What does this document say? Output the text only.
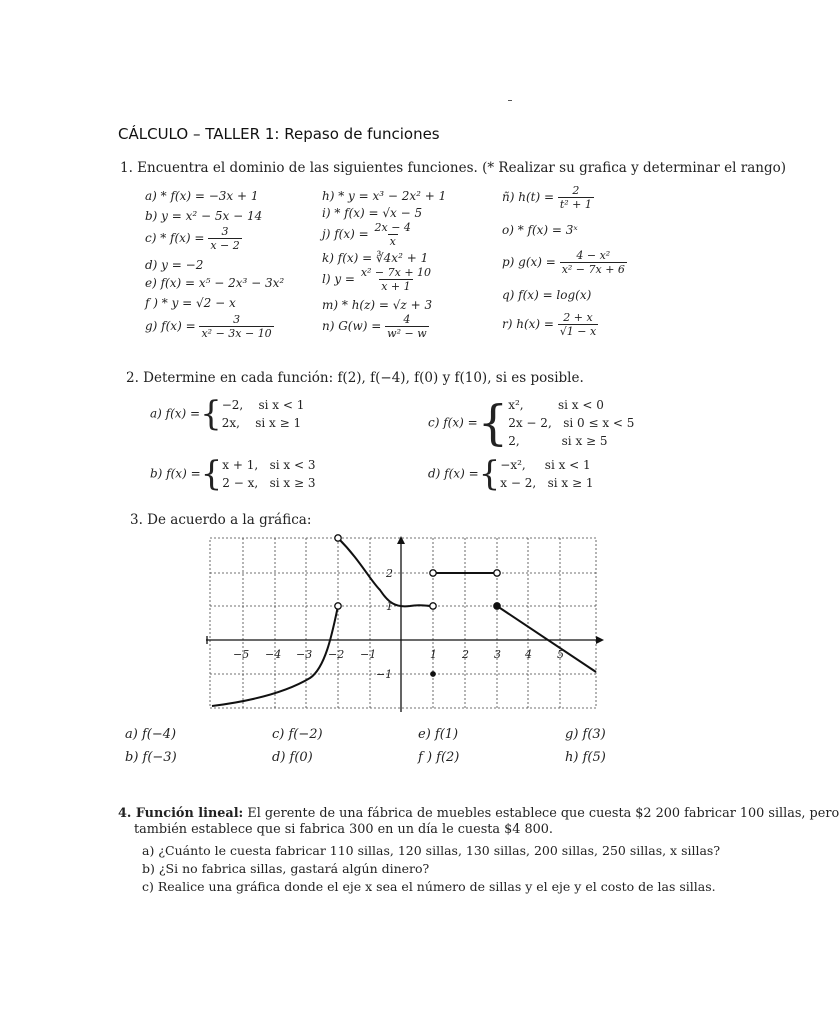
CÁLCULO – TALLER 1: Repaso de funciones
1. Encuentra el dominio de las siguientes funciones. (* Realizar su grafica y determinar el rango)
a) * f(x) = −3x + 1
b) y = x² − 5x − 14
$c) * f(x) = \frac{3}{x - 2}$
d) y = −2
e) f(x) = x⁵ − 2x³ − 3x²
f ) * y = √2 − x
g) $f(x) = \frac{3}{\text{x² − 3x − 10}}$
h) * y = x³ − 2x² + 1
i) * f(x) = √x − 5
j) $f(x) = \frac{2x - 4}{x}$
k) f(x) = ∛4x² + 1
l) $y = \frac{\text{x² − 7x + 10}}{x + 1}$
m) * h(z) = √z + 3
n) $G(w) = \frac{4}{\text{w² − w}}$
ñ) $h(t) = \frac{2}{\text{t² + 1}}$
o) * f(x) = 3ˣ
p) $g(x) = \frac{\text{4 − x²}}{\text{x² − 7x + 6}}$
q) f(x) = log(x)
r) $h(x) = \frac{2 + x}{√1 - x}$
2. Determine en cada función: f(2), f(−4), f(0) y f(10), si es posible.
a) f(x) ={ −2,    si x < 1
2x,    si x ≥ 1	c) f(x) ={ x²,         si x < 0
2x − 2,   si 0 ≤ x < 5
2,           si x ≥ 5
b) f(x) ={ x + 1,   si x < 3
2 − x,   si x ≥ 3
d) f(x) ={ −x²,     si x < 1
x − 2,   si x ≥ 1
3. De acuerdo a la gráfica:
−5 −4 −3 −2 −1	1 2 3 4 5
2
1
−1
a) f(−4)
b) f(−3)
c) f(−2)
d) f(0)
e) f(1)
f ) f(2)
g) f(3)
h) f(5)
4. Función lineal: El gerente de una fábrica de muebles establece que cuesta $2 200 fabricar 100 sillas, pero
también establece que si fabrica 300 en un día le cuesta $4 800.
a) ¿Cuánto le cuesta fabricar 110 sillas, 120 sillas, 130 sillas, 200 sillas, 250 sillas, x sillas?
b) ¿Si no fabrica sillas, gastará algún dinero?
c) Realice una gráfica donde el eje x sea el número de sillas y el eje y el costo de las sillas.
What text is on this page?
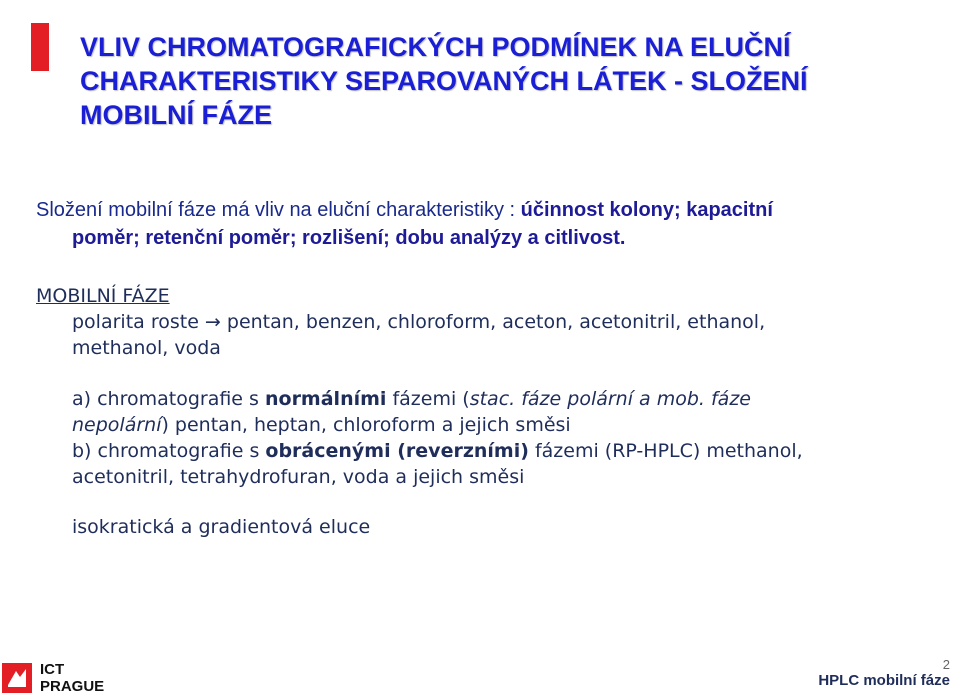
VLIV CHROMATOGRAFICKÝCH PODMÍNEK NA ELUČNÍ
CHARAKTERISTIKY SEPAROVANÝCH LÁTEK - SLOŽENÍ
MOBILNÍ FÁZE
Složení mobilní fáze má vliv na eluční charakteristiky : účinnost kolony; kapacitní
poměr; retenční poměr; rozlišení; dobu analýzy a citlivost.
MOBILNÍ FÁZE
polarita roste → pentan, benzen, chloroform, aceton, acetonitril, ethanol,
methanol, voda
a) chromatografie s normálními fázemi (stac. fáze polární a mob. fáze
nepolární) pentan, heptan, chloroform a jejich směsi
b) chromatografie s obrácenými (reverzními) fázemi (RP-HPLC) methanol,
acetonitril, tetrahydrofuran, voda a jejich směsi
isokratická a gradientová eluce
ICT
PRAGUE
2
HPLC mobilní fáze
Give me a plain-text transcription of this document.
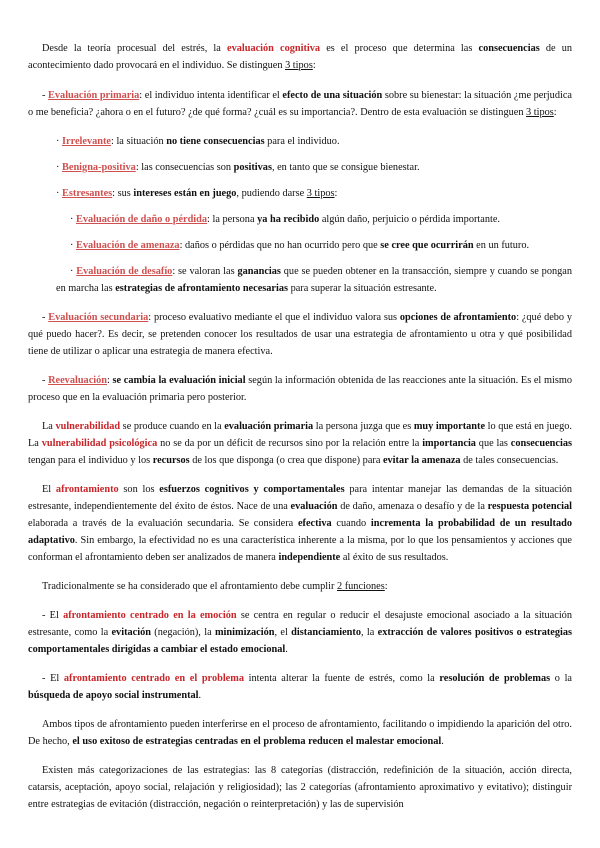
Desde la teoría procesual del estrés, la evaluación cognitiva es el proceso que determina las consecuencias de un acontecimiento dado provocará en el individuo. Se distinguen 3 tipos:

- Evaluación primaria: el individuo intenta identificar el efecto de una situación sobre su bienestar: la situación ¿me perjudica o me beneficia? ¿ahora o en el futuro? ¿de qué forma? ¿cuál es su importancia?. Dentro de esta evaluación se distinguen 3 tipos:

· Irrelevante: la situación no tiene consecuencias para el individuo.

· Benigna-positiva: las consecuencias son positivas, en tanto que se consigue bienestar.

· Estresantes: sus intereses están en juego, pudiendo darse 3 tipos:

· Evaluación de daño o pérdida: la persona ya ha recibido algún daño, perjuicio o pérdida importante.

· Evaluación de amenaza: daños o pérdidas que no han ocurrido pero que se cree que ocurrirán en un futuro.

· Evaluación de desafío: se valoran las ganancias que se pueden obtener en la transacción, siempre y cuando se pongan en marcha las estrategias de afrontamiento necesarias para superar la situación estresante.

- Evaluación secundaria: proceso evaluativo mediante el que el individuo valora sus opciones de afrontamiento: ¿qué debo y qué puedo hacer?. Es decir, se pretenden conocer los resultados de usar una estrategia de afrontamiento u otra y qué posibilidad tiene de utilizar o aplicar una estrategia de manera efectiva.

- Reevaluación: se cambia la evaluación inicial según la información obtenida de las reacciones ante la situación. Es el mismo proceso que en la evaluación primaria pero posterior.

La vulnerabilidad se produce cuando en la evaluación primaria la persona juzga que es muy importante lo que está en juego. La vulnerabilidad psicológica no se da por un déficit de recursos sino por la relación entre la importancia que las consecuencias tengan para el individuo y los recursos de los que disponga (o crea que dispone) para evitar la amenaza de tales consecuencias.

El afrontamiento son los esfuerzos cognitivos y comportamentales para intentar manejar las demandas de la situación estresante, independientemente del éxito de éstos. Nace de una evaluación de daño, amenaza o desafío y de la respuesta potencial elaborada a través de la evaluación secundaria. Se considera efectiva cuando incrementa la probabilidad de un resultado adaptativo. Sin embargo, la efectividad no es una característica inherente a la misma, por lo que los pensamientos y acciones que conforman el afrontamiento deben ser analizados de manera independiente al éxito de sus resultados.

Tradicionalmente se ha considerado que el afrontamiento debe cumplir 2 funciones:

- El afrontamiento centrado en la emoción se centra en regular o reducir el desajuste emocional asociado a la situación estresante, como la evitación (negación), la minimización, el distanciamiento, la extracción de valores positivos o estrategias comportamentales dirigidas a cambiar el estado emocional.

- El afrontamiento centrado en el problema intenta alterar la fuente de estrés, como la resolución de problemas o la búsqueda de apoyo social instrumental.

Ambos tipos de afrontamiento pueden interferirse en el proceso de afrontamiento, facilitando o impidiendo la aparición del otro. De hecho, el uso exitoso de estrategias centradas en el problema reducen el malestar emocional.

Existen más categorizaciones de las estrategias: las 8 categorías (distracción, redefinición de la situación, acción directa, catarsis, aceptación, apoyo social, relajación y religiosidad); las 2 categorías (afrontamiento aproximativo y evitativo); distinguir entre estrategias de evitación (distracción, negación o reinterpretación) y las de supervisión
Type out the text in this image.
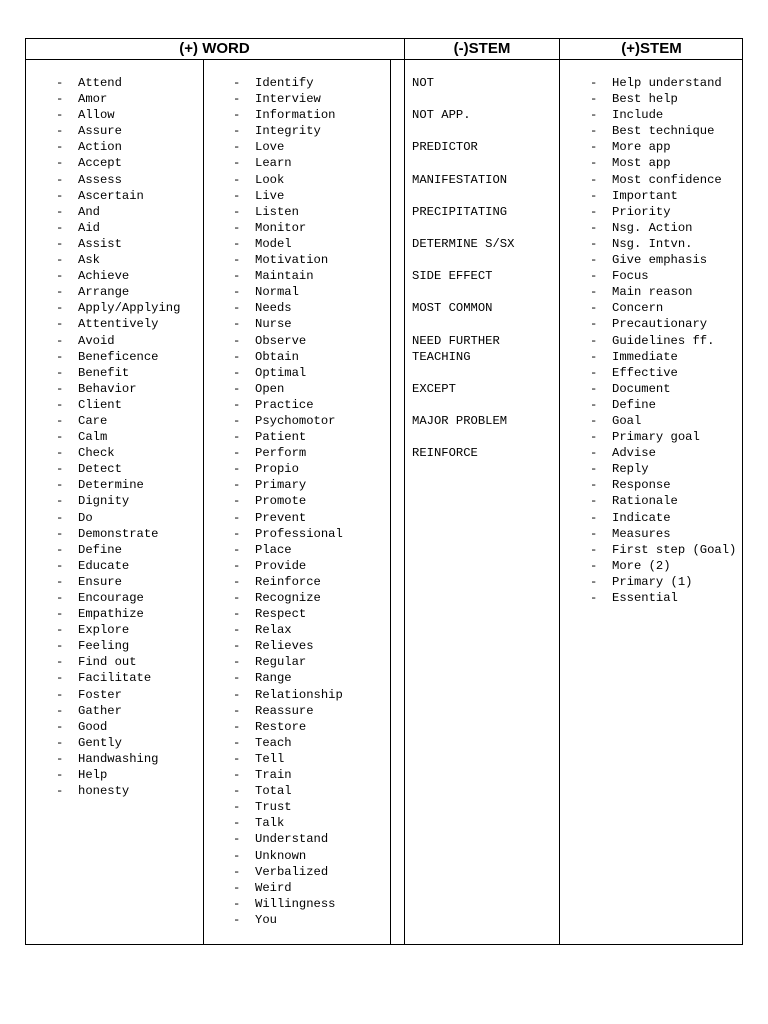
(+) WORD	(-)STEM	(+)STEM
- Attend
- Amor
- Allow
- Assure
- Action
- Accept
- Assess
- Ascertain
- And
- Aid
- Assist
- Ask
- Achieve
- Arrange
- Apply/Applying
- Attentively
- Avoid
- Beneficence
- Benefit
- Behavior
- Client
- Care
- Calm
- Check
- Detect
- Determine
- Dignity
- Do
- Demonstrate
- Define
- Educate
- Ensure
- Encourage
- Empathize
- Explore
- Feeling
- Find out
- Facilitate
- Foster
- Gather
- Good
- Gently
- Handwashing
- Help
- honesty
- Identify
- Interview
- Information
- Integrity
- Love
- Learn
- Look
- Live
- Listen
- Monitor
- Model
- Motivation
- Maintain
- Normal
- Needs
- Nurse
- Observe
- Obtain
- Optimal
- Open
- Practice
- Psychomotor
- Patient
- Perform
- Propio
- Primary
- Promote
- Prevent
- Professional
- Place
- Provide
- Reinforce
- Recognize
- Respect
- Relax
- Relieves
- Regular
- Range
- Relationship
- Reassure
- Restore
- Teach
- Tell
- Train
- Total
- Trust
- Talk
- Understand
- Unknown
- Verbalized
- Weird
- Willingness
- You
NOT
NOT APP.
PREDICTOR
MANIFESTATION
PRECIPITATING
DETERMINE S/SX
SIDE EFFECT
MOST COMMON
NEED FURTHER TEACHING
EXCEPT
MAJOR PROBLEM
REINFORCE
- Help understand
- Best help
- Include
- Best technique
- More app
- Most app
- Most confidence
- Important
- Priority
- Nsg. Action
- Nsg. Intvn.
- Give emphasis
- Focus
- Main reason
- Concern
- Precautionary
- Guidelines ff.
- Immediate
- Effective
- Document
- Define
- Goal
- Primary goal
- Advise
- Reply
- Response
- Rationale
- Indicate
- Measures
- First step (Goal)
- More (2)
- Primary (1)
- Essential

* **WHAT IS REQUIRED**
Locate the word "problema" in the records and collect each line it appears in.

* **TASK RESULT**
- El afrontamiento centrado en el problema intenta alterar la fuente de estrés, como la resolución de problemas o la búsqueda de apoyo social instrumental.
Ambos tipos de afrontamiento pueden interferirse en el proceso de afrontamiento, facilitando o impidiendo la aparición del otro. De hecho, el uso exitoso de estrategias centradas en el problema reducen el malestar emocional.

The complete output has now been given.